- _INSTRUCTIONS FOR THE TASK_:
Where a line of the listing below includes the word "Climate", reproduce that line.

[Items from a figure collection]
---

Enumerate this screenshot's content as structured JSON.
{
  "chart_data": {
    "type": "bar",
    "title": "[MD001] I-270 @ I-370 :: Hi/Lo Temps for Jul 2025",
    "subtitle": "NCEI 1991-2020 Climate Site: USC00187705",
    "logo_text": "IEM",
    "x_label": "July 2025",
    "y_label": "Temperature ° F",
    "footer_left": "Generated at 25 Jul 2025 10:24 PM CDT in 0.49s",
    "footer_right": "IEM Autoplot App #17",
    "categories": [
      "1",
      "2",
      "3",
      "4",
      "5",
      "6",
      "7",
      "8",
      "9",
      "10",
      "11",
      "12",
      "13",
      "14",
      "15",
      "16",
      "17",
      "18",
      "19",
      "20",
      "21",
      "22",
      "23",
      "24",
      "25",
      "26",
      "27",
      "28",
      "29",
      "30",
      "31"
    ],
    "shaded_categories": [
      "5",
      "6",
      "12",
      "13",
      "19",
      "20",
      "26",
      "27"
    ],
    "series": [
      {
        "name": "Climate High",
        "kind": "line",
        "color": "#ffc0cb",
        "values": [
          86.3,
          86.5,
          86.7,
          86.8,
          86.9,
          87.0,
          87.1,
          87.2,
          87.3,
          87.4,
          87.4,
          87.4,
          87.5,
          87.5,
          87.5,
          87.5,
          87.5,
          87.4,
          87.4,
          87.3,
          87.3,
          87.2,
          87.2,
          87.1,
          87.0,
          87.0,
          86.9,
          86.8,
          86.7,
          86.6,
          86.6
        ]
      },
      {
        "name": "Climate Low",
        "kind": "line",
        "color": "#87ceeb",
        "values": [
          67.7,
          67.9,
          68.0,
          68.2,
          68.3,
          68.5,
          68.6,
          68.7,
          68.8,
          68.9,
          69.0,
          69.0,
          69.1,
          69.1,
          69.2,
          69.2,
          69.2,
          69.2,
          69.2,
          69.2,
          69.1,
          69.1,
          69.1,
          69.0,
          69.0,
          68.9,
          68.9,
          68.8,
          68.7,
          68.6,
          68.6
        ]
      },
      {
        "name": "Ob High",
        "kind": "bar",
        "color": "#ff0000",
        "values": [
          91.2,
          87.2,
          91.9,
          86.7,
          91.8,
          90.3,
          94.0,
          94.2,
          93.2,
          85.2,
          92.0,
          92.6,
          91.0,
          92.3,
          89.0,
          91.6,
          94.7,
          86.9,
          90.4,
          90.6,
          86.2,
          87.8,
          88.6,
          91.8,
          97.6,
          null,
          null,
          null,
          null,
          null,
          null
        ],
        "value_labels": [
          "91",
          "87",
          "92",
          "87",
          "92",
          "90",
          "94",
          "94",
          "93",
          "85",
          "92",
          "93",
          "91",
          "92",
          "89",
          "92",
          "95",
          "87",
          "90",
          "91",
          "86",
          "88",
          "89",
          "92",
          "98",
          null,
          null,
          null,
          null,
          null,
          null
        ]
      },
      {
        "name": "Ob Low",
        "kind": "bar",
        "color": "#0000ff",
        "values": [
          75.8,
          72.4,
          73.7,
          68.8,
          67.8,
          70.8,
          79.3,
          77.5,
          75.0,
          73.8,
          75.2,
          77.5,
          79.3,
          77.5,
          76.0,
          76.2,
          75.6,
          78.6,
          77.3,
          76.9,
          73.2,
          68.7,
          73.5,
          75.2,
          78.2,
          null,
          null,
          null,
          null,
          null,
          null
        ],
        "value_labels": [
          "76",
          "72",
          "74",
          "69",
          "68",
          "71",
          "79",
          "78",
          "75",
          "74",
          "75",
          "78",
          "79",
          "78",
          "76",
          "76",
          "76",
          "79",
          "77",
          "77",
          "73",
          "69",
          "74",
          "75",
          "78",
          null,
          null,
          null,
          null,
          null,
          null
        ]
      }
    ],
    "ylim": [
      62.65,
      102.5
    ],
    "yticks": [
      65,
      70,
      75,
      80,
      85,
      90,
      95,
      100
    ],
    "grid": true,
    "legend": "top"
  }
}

---

- _SOLUTION TO THIS EXERCISE_:
    "subtitle": "NCEI 1991-2020 Climate Site: USC00187705",
        "name": "Climate High",
        "name": "Climate Low",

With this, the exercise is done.